• Work to be completed:
Look through the records below and give the number of lines holding the string "name", nothing more.

• Task inputs:
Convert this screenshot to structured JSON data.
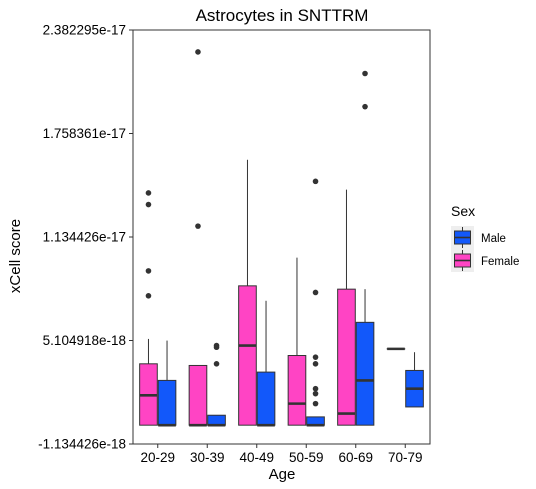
{
  "chart_data": {
    "type": "box",
    "title": "Astrocytes in SNTTRM",
    "xlabel": "Age",
    "ylabel": "xCell score",
    "y_tick_labels": [
      "-1.134426e-18",
      "5.104918e-18",
      "1.134426e-17",
      "1.758361e-17",
      "2.382295e-17"
    ],
    "y_tick_values": [
      -1.134426e-18,
      5.104918e-18,
      1.134426e-17,
      1.758361e-17,
      2.382295e-17
    ],
    "ylim": [
      -1.134426e-18,
      2.382295e-17
    ],
    "categories": [
      "20-29",
      "30-39",
      "40-49",
      "50-59",
      "60-69",
      "70-79"
    ],
    "grid": false,
    "legend": {
      "title": "Sex",
      "placement": "right",
      "entries": [
        {
          "name": "Male",
          "color": "#1258FA"
        },
        {
          "name": "Female",
          "color": "#FF44C4"
        }
      ]
    },
    "series": [
      {
        "name": "Female",
        "color": "#FF44C4",
        "boxes": [
          {
            "category": "20-29",
            "whisker_low": 0.0,
            "q1": 0.0,
            "median": 1.8e-18,
            "q3": 3.7e-18,
            "whisker_high": 5.2e-18,
            "outliers": [
              1.4e-17,
              1.33e-17,
              9.3e-18,
              7.8e-18
            ]
          },
          {
            "category": "30-39",
            "whisker_low": 0.0,
            "q1": 0.0,
            "median": 0.0,
            "q3": 3.6e-18,
            "whisker_high": 3.6e-18,
            "outliers": [
              2.25e-17,
              1.2e-17
            ]
          },
          {
            "category": "40-49",
            "whisker_low": 0.0,
            "q1": 0.0,
            "median": 4.8e-18,
            "q3": 8.4e-18,
            "whisker_high": 1.6e-17,
            "outliers": []
          },
          {
            "category": "50-59",
            "whisker_low": 0.0,
            "q1": 0.0,
            "median": 1.3e-18,
            "q3": 4.2e-18,
            "whisker_high": 1.01e-17,
            "outliers": []
          },
          {
            "category": "60-69",
            "whisker_low": 0.0,
            "q1": 0.0,
            "median": 7e-19,
            "q3": 8.2e-18,
            "whisker_high": 1.42e-17,
            "outliers": []
          },
          {
            "category": "70-79",
            "whisker_low": 4.6e-18,
            "q1": 4.6e-18,
            "median": 4.6e-18,
            "q3": 4.6e-18,
            "whisker_high": 4.6e-18,
            "outliers": []
          }
        ]
      },
      {
        "name": "Male",
        "color": "#1258FA",
        "boxes": [
          {
            "category": "20-29",
            "whisker_low": 0.0,
            "q1": 0.0,
            "median": 0.0,
            "q3": 2.7e-18,
            "whisker_high": 5.1e-18,
            "outliers": []
          },
          {
            "category": "30-39",
            "whisker_low": 0.0,
            "q1": 0.0,
            "median": 0.0,
            "q3": 6e-19,
            "whisker_high": 6e-19,
            "outliers": [
              4.8e-18,
              4.7e-18,
              3.7e-18
            ]
          },
          {
            "category": "40-49",
            "whisker_low": 0.0,
            "q1": 0.0,
            "median": 0.0,
            "q3": 3.2e-18,
            "whisker_high": 7.5e-18,
            "outliers": []
          },
          {
            "category": "50-59",
            "whisker_low": 0.0,
            "q1": 0.0,
            "median": 0.0,
            "q3": 5e-19,
            "whisker_high": 5e-19,
            "outliers": [
              1.47e-17,
              8e-18,
              4.1e-18,
              3.7e-18,
              2.2e-18,
              1.9e-18,
              1.3e-18
            ]
          },
          {
            "category": "60-69",
            "whisker_low": 0.0,
            "q1": 0.0,
            "median": 2.7e-18,
            "q3": 6.2e-18,
            "whisker_high": 8.2e-18,
            "outliers": [
              2.12e-17,
              1.92e-17
            ]
          },
          {
            "category": "70-79",
            "whisker_low": 1.1e-18,
            "q1": 1.1e-18,
            "median": 2.2e-18,
            "q3": 3.3e-18,
            "whisker_high": 4.4e-18,
            "outliers": []
          }
        ]
      }
    ]
  }
}
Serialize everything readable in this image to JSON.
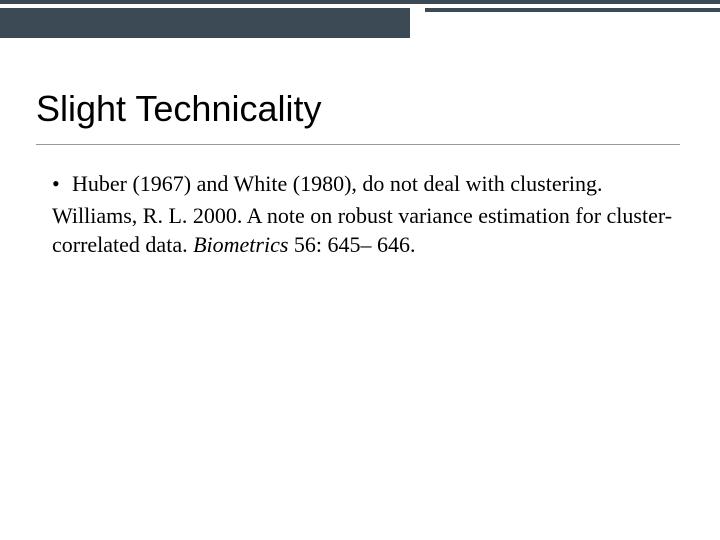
{
  "slide": {
    "title": "Slight Technicality",
    "bullet1": "Huber (1967) and White (1980), do not deal with clustering.",
    "reference_line1": "Williams, R. L. 2000. A note on robust variance estimation for cluster-correlated data.",
    "reference_journal": "Biometrics",
    "reference_citation": " 56: 645– 646."
  },
  "layout": {
    "border_top_color": "#3b4a54",
    "border_left_width_pct": 57,
    "border_right_width_pct": 41,
    "title_fontsize": 36,
    "body_fontsize": 22,
    "background_color": "#ffffff",
    "underline_color": "#999999"
  }
}
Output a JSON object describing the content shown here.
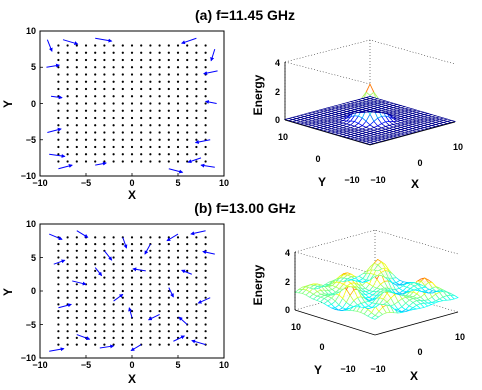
{
  "chart_data": [
    {
      "type": "vector-field",
      "title": "(a) f=11.45 GHz",
      "xlabel": "X",
      "ylabel": "Y",
      "xlim": [
        -10,
        10
      ],
      "ylim": [
        -10,
        10
      ],
      "xticks": [
        "−10",
        "−5",
        "0",
        "5",
        "10"
      ],
      "yticks": [
        "10",
        "5",
        "0",
        "−5",
        "−10"
      ],
      "lattice": {
        "nx": 17,
        "ny": 17
      },
      "arrow_color": "#0000ff",
      "dot_color": "#000000",
      "vectors": [
        {
          "x": -9.2,
          "y": 8.8,
          "dx": 0.5,
          "dy": -1.6
        },
        {
          "x": -7.5,
          "y": 8.8,
          "dx": 1.6,
          "dy": -0.6
        },
        {
          "x": -4.0,
          "y": 9.0,
          "dx": 1.8,
          "dy": -0.4
        },
        {
          "x": 7.0,
          "y": 9.0,
          "dx": -1.6,
          "dy": -0.7
        },
        {
          "x": 9.0,
          "y": 7.5,
          "dx": -0.4,
          "dy": -1.6
        },
        {
          "x": -9.3,
          "y": 5.0,
          "dx": 1.4,
          "dy": 0.3
        },
        {
          "x": 9.3,
          "y": 4.5,
          "dx": -1.5,
          "dy": -0.4
        },
        {
          "x": -8.8,
          "y": 1.0,
          "dx": 1.2,
          "dy": -0.2
        },
        {
          "x": 9.2,
          "y": 0.0,
          "dx": -1.2,
          "dy": 0.3
        },
        {
          "x": -9.2,
          "y": -4.0,
          "dx": 1.5,
          "dy": 0.5
        },
        {
          "x": -9.0,
          "y": -7.0,
          "dx": 1.7,
          "dy": -0.3
        },
        {
          "x": -8.0,
          "y": -9.0,
          "dx": 1.5,
          "dy": 0.5
        },
        {
          "x": 8.5,
          "y": -5.0,
          "dx": -1.6,
          "dy": -0.4
        },
        {
          "x": 7.5,
          "y": -7.5,
          "dx": -1.4,
          "dy": -0.6
        },
        {
          "x": 9.0,
          "y": -8.8,
          "dx": -1.5,
          "dy": 0.3
        },
        {
          "x": 4.0,
          "y": -9.0,
          "dx": 1.5,
          "dy": -0.5
        },
        {
          "x": -4.0,
          "y": -8.5,
          "dx": 1.2,
          "dy": 0.3
        }
      ]
    },
    {
      "type": "surface",
      "title": "",
      "zlabel": "Energy",
      "xlabel": "X",
      "ylabel": "Y",
      "xlim": [
        -10,
        10
      ],
      "ylim": [
        -10,
        10
      ],
      "zlim": [
        0,
        4
      ],
      "zticks": [
        "0",
        "2",
        "4"
      ],
      "xticks": [
        "−10",
        "0",
        "10"
      ],
      "yticks": [
        "10",
        "0",
        "−10"
      ],
      "shape": "single central peak",
      "peak_height": 2.5,
      "colormap": "jet"
    },
    {
      "type": "vector-field",
      "title": "(b) f=13.00 GHz",
      "xlabel": "X",
      "ylabel": "Y",
      "xlim": [
        -10,
        10
      ],
      "ylim": [
        -10,
        10
      ],
      "xticks": [
        "−10",
        "−5",
        "0",
        "5",
        "10"
      ],
      "yticks": [
        "10",
        "5",
        "0",
        "−5",
        "−10"
      ],
      "lattice": {
        "nx": 17,
        "ny": 17
      },
      "arrow_color": "#0000ff",
      "dot_color": "#000000",
      "vectors": [
        {
          "x": -9.0,
          "y": 8.5,
          "dx": 1.4,
          "dy": -0.8
        },
        {
          "x": -6.0,
          "y": 9.0,
          "dx": 1.2,
          "dy": -1.0
        },
        {
          "x": -3.0,
          "y": 6.0,
          "dx": 0.8,
          "dy": -1.4
        },
        {
          "x": -1.0,
          "y": 8.0,
          "dx": 0.4,
          "dy": -1.6
        },
        {
          "x": 2.0,
          "y": 7.0,
          "dx": -0.6,
          "dy": -1.5
        },
        {
          "x": 5.0,
          "y": 8.5,
          "dx": -1.2,
          "dy": -1.0
        },
        {
          "x": 8.0,
          "y": 9.0,
          "dx": -1.6,
          "dy": -0.5
        },
        {
          "x": 9.0,
          "y": 5.5,
          "dx": -1.3,
          "dy": 0.4
        },
        {
          "x": -8.5,
          "y": 4.0,
          "dx": 1.2,
          "dy": 0.6
        },
        {
          "x": -6.5,
          "y": 1.5,
          "dx": 1.5,
          "dy": -0.5
        },
        {
          "x": -4.0,
          "y": 3.5,
          "dx": 0.7,
          "dy": -1.2
        },
        {
          "x": 1.5,
          "y": 3.0,
          "dx": -1.4,
          "dy": 0.3
        },
        {
          "x": 4.0,
          "y": 0.5,
          "dx": 0.5,
          "dy": -1.4
        },
        {
          "x": 6.5,
          "y": 2.5,
          "dx": -1.1,
          "dy": 0.6
        },
        {
          "x": 8.5,
          "y": -1.0,
          "dx": -1.3,
          "dy": -0.8
        },
        {
          "x": -8.0,
          "y": -2.5,
          "dx": 1.4,
          "dy": 0.5
        },
        {
          "x": -2.0,
          "y": -1.5,
          "dx": 1.0,
          "dy": 1.0
        },
        {
          "x": 0.0,
          "y": -4.0,
          "dx": -0.3,
          "dy": 1.5
        },
        {
          "x": 3.0,
          "y": -3.5,
          "dx": -1.2,
          "dy": -0.8
        },
        {
          "x": 6.0,
          "y": -5.0,
          "dx": -0.9,
          "dy": 1.1
        },
        {
          "x": -6.0,
          "y": -6.5,
          "dx": 1.4,
          "dy": -0.7
        },
        {
          "x": -3.5,
          "y": -8.5,
          "dx": 1.5,
          "dy": 0.3
        },
        {
          "x": 1.0,
          "y": -8.0,
          "dx": -1.1,
          "dy": -0.9
        },
        {
          "x": 4.5,
          "y": -7.5,
          "dx": 1.2,
          "dy": 0.8
        },
        {
          "x": 8.0,
          "y": -8.0,
          "dx": -1.5,
          "dy": 0.6
        },
        {
          "x": -9.0,
          "y": -9.0,
          "dx": 1.6,
          "dy": 0.4
        }
      ]
    },
    {
      "type": "surface",
      "title": "",
      "zlabel": "Energy",
      "xlabel": "X",
      "ylabel": "Y",
      "xlim": [
        -10,
        10
      ],
      "ylim": [
        -10,
        10
      ],
      "zlim": [
        0,
        4
      ],
      "zticks": [
        "0",
        "2",
        "4"
      ],
      "xticks": [
        "−10",
        "0",
        "10"
      ],
      "yticks": [
        "10",
        "0",
        "−10"
      ],
      "shape": "multiple scattered peaks",
      "peak_height": 2.6,
      "colormap": "jet"
    }
  ]
}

• Response to this task:
4